**RECORD EXTRACTS**
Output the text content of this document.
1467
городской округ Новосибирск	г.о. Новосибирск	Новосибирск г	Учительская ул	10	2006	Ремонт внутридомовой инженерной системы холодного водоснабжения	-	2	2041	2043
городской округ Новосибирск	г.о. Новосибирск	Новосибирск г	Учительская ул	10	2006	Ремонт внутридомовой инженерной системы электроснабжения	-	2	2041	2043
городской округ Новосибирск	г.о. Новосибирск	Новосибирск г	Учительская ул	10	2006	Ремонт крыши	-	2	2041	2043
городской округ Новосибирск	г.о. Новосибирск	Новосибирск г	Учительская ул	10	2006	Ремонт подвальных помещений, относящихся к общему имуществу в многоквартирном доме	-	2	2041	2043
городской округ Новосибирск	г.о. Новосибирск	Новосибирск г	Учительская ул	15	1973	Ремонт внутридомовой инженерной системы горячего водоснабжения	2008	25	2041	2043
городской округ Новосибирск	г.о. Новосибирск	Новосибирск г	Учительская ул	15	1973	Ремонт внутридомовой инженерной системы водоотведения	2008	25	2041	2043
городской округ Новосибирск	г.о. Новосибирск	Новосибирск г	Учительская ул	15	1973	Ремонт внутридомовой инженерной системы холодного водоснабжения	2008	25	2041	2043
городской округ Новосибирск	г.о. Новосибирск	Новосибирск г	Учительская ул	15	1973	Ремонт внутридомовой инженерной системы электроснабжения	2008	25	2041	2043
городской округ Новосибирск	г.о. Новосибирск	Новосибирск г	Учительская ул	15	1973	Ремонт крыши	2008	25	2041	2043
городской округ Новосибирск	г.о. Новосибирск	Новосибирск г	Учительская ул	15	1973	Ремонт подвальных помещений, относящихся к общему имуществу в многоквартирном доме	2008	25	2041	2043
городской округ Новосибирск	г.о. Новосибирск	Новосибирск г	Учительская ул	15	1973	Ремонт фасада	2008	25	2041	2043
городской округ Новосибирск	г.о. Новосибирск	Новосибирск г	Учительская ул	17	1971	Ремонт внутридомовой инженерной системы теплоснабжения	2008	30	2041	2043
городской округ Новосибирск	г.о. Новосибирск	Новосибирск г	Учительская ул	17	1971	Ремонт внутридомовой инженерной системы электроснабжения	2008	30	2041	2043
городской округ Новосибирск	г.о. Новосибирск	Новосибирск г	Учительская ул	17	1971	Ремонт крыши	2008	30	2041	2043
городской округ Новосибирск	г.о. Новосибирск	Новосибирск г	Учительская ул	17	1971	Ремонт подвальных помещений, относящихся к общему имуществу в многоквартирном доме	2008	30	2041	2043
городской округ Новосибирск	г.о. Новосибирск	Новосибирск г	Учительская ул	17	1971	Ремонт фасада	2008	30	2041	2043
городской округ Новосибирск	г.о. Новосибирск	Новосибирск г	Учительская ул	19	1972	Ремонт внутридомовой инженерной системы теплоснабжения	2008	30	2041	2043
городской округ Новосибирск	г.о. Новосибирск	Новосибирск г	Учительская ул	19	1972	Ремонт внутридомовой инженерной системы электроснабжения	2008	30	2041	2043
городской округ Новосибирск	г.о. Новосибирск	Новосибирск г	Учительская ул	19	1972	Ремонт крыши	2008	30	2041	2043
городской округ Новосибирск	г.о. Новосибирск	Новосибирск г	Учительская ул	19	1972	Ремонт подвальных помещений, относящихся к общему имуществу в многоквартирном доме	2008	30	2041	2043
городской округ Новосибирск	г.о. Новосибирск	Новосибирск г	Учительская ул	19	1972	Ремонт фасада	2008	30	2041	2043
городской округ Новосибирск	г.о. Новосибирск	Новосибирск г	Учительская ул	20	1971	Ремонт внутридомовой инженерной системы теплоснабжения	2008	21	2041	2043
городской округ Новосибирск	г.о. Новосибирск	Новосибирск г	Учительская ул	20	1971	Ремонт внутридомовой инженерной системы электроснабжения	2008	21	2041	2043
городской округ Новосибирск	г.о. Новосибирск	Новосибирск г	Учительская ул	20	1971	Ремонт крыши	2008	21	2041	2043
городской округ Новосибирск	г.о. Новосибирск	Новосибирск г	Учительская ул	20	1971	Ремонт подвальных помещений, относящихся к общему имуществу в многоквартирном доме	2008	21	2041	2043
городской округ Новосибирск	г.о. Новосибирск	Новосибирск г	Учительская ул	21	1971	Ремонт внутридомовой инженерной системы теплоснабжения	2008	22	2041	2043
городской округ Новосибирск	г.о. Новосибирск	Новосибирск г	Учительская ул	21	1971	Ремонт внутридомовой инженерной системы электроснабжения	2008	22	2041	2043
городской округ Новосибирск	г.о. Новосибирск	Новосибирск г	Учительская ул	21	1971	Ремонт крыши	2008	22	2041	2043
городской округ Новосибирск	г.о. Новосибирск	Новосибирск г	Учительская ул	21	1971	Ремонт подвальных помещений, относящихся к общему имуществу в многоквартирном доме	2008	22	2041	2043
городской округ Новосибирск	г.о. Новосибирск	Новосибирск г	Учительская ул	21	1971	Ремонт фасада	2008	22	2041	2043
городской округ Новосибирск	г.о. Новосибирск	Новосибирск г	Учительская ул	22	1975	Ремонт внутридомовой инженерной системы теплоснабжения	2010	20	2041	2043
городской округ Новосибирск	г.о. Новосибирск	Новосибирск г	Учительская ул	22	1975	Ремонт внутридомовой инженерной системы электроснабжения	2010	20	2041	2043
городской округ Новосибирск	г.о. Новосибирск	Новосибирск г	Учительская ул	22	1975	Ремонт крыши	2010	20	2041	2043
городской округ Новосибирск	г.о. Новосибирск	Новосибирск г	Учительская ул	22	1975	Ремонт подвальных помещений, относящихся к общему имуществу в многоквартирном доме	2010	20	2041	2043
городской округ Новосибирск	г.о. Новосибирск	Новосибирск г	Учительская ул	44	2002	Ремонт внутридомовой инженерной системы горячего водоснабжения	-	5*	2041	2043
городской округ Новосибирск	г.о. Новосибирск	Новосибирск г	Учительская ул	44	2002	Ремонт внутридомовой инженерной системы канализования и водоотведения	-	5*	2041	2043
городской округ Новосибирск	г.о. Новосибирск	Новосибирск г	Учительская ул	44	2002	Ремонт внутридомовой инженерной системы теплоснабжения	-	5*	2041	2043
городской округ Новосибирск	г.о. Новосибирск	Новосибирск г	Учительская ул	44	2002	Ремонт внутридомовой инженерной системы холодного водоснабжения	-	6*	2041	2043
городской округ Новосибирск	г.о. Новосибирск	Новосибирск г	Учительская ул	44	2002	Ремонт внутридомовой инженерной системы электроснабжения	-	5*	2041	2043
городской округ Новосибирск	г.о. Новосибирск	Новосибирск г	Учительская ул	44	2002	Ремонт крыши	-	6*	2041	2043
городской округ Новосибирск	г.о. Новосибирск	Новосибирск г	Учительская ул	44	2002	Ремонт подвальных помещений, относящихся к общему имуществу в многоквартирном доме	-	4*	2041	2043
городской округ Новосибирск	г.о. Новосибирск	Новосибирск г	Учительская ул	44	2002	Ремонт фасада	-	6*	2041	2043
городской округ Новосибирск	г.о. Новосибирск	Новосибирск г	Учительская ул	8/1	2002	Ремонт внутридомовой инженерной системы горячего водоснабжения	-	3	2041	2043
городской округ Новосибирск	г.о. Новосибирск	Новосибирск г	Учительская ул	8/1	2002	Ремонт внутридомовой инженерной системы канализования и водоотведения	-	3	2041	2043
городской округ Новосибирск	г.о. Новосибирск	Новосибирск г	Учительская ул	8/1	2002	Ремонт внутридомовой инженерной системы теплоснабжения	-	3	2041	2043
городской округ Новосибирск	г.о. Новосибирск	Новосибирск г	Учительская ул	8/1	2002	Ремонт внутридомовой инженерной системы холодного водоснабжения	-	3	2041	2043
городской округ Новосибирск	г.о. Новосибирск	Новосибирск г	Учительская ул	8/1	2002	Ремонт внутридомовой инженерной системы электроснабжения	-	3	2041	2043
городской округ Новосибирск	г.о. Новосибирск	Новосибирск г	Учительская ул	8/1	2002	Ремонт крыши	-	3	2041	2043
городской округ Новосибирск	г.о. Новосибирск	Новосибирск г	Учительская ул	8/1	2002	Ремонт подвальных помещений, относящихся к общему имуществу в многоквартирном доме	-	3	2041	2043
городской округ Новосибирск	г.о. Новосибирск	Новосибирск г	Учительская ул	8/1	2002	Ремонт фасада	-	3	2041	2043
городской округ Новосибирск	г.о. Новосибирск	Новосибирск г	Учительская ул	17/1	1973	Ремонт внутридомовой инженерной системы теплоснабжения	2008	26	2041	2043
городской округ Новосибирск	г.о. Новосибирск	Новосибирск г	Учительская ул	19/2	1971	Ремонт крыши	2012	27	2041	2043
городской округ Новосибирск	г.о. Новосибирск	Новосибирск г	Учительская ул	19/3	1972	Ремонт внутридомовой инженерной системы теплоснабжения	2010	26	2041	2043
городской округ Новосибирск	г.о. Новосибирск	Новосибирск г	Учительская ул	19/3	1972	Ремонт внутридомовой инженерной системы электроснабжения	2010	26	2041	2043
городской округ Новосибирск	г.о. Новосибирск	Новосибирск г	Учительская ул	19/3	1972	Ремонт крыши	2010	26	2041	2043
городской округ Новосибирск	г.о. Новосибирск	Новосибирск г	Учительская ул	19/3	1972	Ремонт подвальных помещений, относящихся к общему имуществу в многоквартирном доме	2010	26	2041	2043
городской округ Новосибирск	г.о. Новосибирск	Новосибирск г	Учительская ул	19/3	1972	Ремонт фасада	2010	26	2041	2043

**WHAT YOU HAVE TO DO**
Gather each line of the records holding the string "теплоснабжения".

**FINISHED EXERCISE**
городской округ Новосибирск	г.о. Новосибирск	Новосибирск г	Учительская ул	17	1971	Ремонт внутридомовой инженерной системы теплоснабжения	2008	30	2041	2043
городской округ Новосибирск	г.о. Новосибирск	Новосибирск г	Учительская ул	19	1972	Ремонт внутридомовой инженерной системы теплоснабжения	2008	30	2041	2043
городской округ Новосибирск	г.о. Новосибирск	Новосибирск г	Учительская ул	20	1971	Ремонт внутридомовой инженерной системы теплоснабжения	2008	21	2041	2043
городской округ Новосибирск	г.о. Новосибирск	Новосибирск г	Учительская ул	21	1971	Ремонт внутридомовой инженерной системы теплоснабжения	2008	22	2041	2043
городской округ Новосибирск	г.о. Новосибирск	Новосибирск г	Учительская ул	22	1975	Ремонт внутридомовой инженерной системы теплоснабжения	2010	20	2041	2043
городской округ Новосибирск	г.о. Новосибирск	Новосибирск г	Учительская ул	44	2002	Ремонт внутридомовой инженерной системы теплоснабжения	-	5*	2041	2043
городской округ Новосибирск	г.о. Новосибирск	Новосибирск г	Учительская ул	8/1	2002	Ремонт внутридомовой инженерной системы теплоснабжения	-	3	2041	2043
городской округ Новосибирск	г.о. Новосибирск	Новосибирск г	Учительская ул	17/1	1973	Ремонт внутридомовой инженерной системы теплоснабжения	2008	26	2041	2043
городской округ Новосибирск	г.о. Новосибирск	Новосибирск г	Учительская ул	19/3	1972	Ремонт внутридомовой инженерной системы теплоснабжения	2010	26	2041	2043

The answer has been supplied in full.